Dataset entries on figures

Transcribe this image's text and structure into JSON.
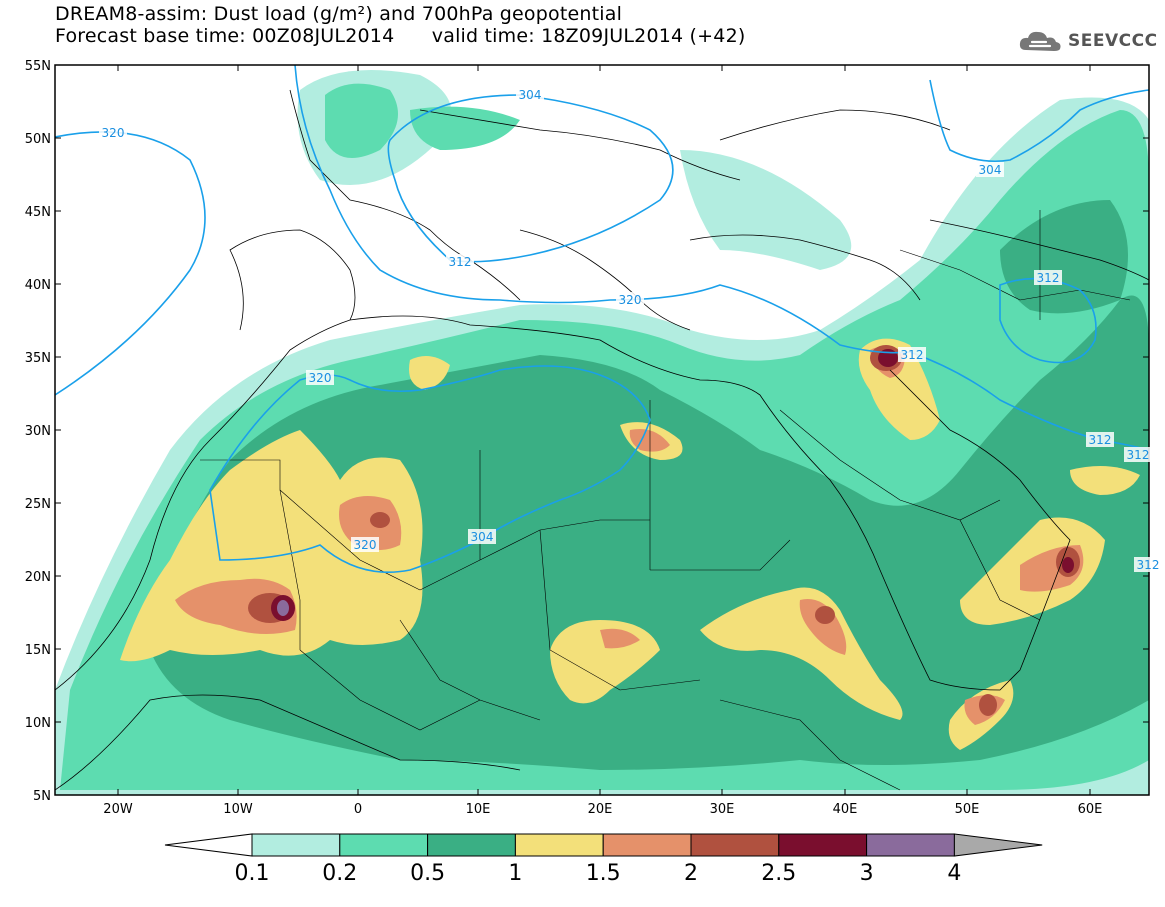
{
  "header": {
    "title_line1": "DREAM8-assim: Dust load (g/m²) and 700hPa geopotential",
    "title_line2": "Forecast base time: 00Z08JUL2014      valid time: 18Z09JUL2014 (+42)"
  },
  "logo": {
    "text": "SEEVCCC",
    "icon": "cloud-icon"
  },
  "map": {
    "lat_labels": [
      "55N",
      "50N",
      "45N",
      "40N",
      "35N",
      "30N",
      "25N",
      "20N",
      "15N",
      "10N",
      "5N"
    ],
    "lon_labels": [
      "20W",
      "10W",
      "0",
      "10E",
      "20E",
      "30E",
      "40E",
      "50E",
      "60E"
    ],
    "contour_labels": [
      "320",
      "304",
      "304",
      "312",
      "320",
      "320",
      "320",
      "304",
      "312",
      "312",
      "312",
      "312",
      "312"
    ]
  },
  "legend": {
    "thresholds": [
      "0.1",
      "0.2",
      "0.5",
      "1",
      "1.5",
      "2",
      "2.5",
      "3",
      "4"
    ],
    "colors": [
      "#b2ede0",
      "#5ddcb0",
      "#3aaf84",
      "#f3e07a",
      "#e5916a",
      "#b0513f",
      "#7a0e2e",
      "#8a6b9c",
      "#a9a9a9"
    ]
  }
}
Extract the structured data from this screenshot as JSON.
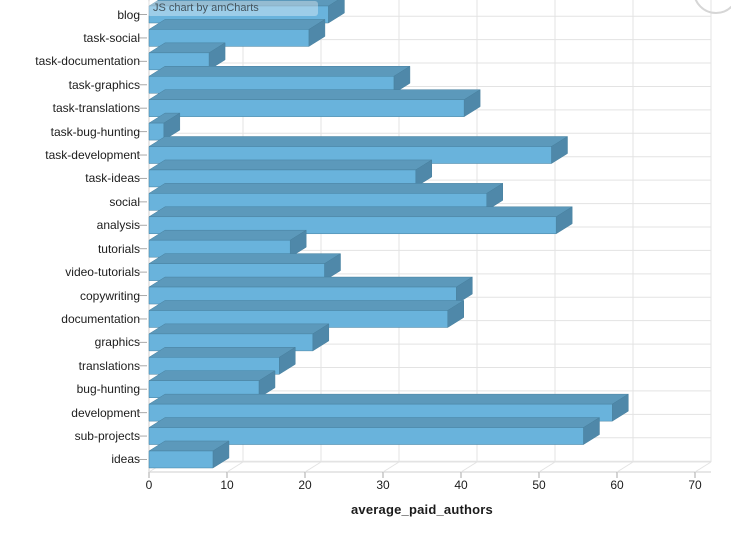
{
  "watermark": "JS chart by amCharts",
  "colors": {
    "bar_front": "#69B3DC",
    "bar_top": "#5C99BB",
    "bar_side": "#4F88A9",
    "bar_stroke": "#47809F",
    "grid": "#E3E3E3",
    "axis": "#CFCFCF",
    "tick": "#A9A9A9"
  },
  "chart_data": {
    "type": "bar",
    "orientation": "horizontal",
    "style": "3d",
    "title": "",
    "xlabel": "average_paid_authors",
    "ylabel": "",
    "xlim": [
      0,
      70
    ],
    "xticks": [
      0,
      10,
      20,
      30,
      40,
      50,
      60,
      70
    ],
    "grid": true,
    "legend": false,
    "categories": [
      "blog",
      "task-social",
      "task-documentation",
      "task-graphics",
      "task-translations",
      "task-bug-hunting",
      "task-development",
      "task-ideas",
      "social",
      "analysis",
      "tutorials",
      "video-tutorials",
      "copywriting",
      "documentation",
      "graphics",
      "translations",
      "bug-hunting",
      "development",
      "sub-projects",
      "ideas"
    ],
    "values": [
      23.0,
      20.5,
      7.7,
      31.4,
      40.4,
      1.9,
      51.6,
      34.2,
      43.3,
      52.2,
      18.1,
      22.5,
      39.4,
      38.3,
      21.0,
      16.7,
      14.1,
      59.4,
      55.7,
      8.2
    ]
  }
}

...

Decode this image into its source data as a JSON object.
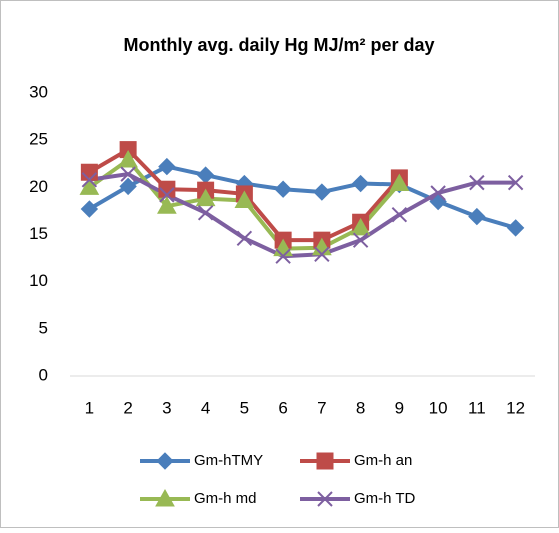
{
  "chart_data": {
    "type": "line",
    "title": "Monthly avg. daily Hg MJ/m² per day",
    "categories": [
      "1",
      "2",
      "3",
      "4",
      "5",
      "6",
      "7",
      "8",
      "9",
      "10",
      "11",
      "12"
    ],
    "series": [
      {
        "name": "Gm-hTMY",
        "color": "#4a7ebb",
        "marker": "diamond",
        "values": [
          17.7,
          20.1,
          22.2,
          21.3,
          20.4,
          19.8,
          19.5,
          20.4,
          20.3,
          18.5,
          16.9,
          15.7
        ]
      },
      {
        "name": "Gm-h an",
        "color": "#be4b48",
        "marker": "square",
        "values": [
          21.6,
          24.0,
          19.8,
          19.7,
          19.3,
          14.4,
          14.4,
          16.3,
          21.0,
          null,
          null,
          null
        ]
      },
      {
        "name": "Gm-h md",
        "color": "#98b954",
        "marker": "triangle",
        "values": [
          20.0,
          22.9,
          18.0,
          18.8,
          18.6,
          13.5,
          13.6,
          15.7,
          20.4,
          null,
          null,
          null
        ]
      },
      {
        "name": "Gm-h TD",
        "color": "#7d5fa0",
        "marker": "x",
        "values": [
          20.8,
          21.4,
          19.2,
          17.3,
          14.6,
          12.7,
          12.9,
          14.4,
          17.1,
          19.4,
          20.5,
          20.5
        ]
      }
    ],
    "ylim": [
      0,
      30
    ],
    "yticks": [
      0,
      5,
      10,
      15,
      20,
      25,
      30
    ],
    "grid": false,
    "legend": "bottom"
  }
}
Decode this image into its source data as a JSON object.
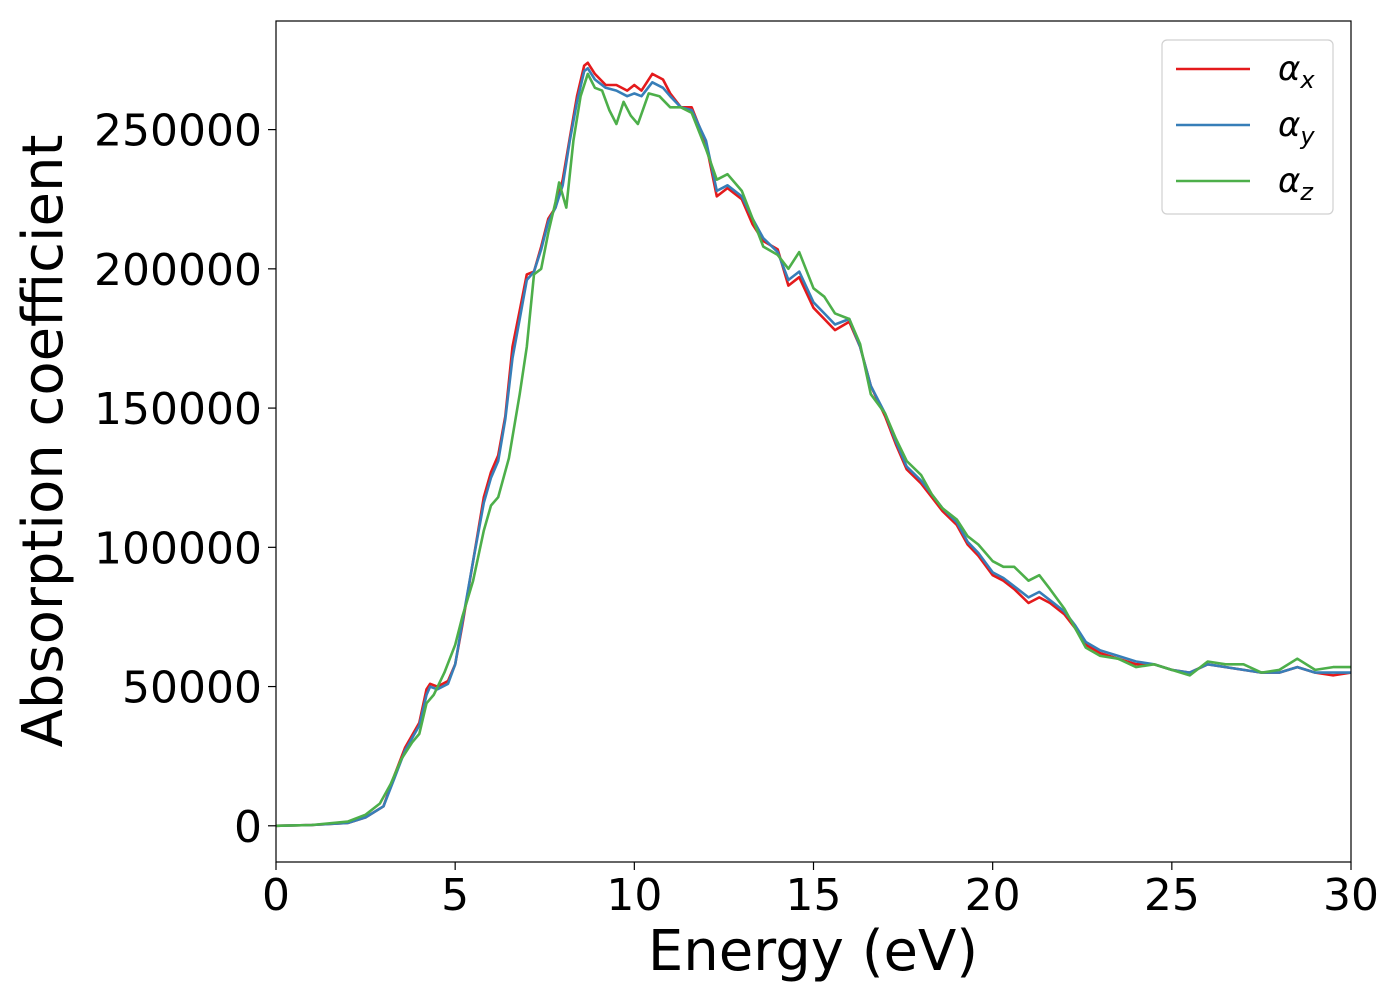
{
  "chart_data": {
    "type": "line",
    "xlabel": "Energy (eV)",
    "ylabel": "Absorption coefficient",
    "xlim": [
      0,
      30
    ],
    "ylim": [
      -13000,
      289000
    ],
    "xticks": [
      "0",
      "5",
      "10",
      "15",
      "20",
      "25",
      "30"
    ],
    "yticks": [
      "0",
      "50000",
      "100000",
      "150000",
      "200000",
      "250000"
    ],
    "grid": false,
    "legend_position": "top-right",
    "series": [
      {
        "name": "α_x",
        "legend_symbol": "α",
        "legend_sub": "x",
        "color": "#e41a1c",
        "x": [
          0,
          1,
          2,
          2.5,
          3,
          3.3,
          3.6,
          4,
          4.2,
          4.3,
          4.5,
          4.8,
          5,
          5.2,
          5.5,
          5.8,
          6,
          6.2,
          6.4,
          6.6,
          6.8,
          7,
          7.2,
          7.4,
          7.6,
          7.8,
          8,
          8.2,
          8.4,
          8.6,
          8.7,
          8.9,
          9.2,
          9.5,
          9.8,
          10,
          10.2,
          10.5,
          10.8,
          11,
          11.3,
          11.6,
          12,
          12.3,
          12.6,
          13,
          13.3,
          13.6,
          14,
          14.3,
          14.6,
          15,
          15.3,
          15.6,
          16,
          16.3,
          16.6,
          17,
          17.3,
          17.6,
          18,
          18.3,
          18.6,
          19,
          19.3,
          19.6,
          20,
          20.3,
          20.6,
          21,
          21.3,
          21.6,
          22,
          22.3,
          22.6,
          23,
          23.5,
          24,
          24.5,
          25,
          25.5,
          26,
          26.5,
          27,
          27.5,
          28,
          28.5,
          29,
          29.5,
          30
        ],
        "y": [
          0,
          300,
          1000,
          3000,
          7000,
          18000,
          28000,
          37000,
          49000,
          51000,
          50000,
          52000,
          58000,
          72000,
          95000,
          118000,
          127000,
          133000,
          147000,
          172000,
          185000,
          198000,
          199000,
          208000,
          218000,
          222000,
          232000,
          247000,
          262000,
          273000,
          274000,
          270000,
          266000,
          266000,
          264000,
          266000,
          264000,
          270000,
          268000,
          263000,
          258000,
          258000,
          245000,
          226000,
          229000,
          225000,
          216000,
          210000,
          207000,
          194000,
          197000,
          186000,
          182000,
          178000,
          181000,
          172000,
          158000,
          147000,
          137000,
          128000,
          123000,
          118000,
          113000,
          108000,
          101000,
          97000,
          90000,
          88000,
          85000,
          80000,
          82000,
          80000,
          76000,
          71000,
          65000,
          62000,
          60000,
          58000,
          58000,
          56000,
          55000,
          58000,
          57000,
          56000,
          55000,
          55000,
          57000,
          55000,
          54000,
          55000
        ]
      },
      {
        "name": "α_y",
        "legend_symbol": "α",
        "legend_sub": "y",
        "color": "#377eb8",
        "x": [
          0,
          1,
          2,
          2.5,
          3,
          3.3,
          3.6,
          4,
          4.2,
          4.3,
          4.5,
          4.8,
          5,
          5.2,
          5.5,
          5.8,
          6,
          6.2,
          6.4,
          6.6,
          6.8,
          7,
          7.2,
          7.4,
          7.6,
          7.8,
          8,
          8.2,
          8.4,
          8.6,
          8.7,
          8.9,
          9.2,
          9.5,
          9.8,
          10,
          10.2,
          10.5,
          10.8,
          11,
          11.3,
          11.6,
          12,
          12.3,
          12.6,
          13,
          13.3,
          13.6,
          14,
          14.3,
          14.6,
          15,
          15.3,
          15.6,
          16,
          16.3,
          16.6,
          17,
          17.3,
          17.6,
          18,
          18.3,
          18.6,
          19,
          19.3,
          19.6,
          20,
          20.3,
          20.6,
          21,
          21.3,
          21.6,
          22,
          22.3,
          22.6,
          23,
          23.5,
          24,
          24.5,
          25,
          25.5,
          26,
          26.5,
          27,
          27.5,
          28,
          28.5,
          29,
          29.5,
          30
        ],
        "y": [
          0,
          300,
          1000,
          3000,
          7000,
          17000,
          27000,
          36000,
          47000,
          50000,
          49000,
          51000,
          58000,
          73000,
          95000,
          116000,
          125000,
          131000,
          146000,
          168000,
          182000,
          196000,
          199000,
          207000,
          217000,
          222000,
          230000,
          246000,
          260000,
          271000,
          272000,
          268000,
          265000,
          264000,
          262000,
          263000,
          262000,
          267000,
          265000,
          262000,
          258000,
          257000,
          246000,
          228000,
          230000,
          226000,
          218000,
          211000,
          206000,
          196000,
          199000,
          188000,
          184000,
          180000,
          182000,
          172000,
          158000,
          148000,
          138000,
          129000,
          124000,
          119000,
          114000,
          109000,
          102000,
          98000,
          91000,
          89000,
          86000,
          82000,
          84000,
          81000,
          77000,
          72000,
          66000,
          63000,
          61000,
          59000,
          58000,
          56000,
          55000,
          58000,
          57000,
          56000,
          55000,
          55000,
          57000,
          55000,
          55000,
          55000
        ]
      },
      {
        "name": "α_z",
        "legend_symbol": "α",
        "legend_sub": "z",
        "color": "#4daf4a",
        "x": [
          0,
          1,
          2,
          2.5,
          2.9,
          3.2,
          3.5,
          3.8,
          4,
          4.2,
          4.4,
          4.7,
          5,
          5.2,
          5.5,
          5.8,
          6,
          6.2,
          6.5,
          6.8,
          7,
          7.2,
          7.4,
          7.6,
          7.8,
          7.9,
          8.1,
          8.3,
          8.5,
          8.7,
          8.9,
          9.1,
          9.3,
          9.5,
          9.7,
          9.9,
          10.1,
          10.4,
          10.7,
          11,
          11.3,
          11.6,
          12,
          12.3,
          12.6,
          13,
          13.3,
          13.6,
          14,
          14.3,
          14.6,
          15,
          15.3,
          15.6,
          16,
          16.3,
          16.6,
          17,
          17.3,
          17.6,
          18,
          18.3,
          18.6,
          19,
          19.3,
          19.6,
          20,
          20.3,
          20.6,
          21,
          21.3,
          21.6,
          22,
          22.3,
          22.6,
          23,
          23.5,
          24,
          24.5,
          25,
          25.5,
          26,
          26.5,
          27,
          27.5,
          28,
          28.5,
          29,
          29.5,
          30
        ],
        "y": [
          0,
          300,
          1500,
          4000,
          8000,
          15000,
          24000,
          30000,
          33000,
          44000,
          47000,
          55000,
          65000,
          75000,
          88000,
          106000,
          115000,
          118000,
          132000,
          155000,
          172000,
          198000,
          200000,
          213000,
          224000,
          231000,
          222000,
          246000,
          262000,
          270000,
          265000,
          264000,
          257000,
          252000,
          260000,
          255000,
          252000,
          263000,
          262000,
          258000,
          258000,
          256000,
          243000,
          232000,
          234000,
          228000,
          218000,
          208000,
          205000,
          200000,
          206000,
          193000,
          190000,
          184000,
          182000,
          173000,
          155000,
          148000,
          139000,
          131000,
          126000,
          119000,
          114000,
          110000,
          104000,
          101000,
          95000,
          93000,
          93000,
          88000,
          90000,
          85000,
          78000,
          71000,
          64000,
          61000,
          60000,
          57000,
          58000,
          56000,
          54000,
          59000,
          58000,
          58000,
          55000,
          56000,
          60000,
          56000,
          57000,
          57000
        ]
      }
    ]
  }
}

#### Objective:
Show, from the material above, each line that includes the string "name".

#### Task result:
        "name": "Gm-hTMY",
        "name": "Gm-h an",
        "name": "Gm-h md",
        "name": "Gm-h TD",
        "name": "α_x",
        "name": "α_y",
        "name": "α_z",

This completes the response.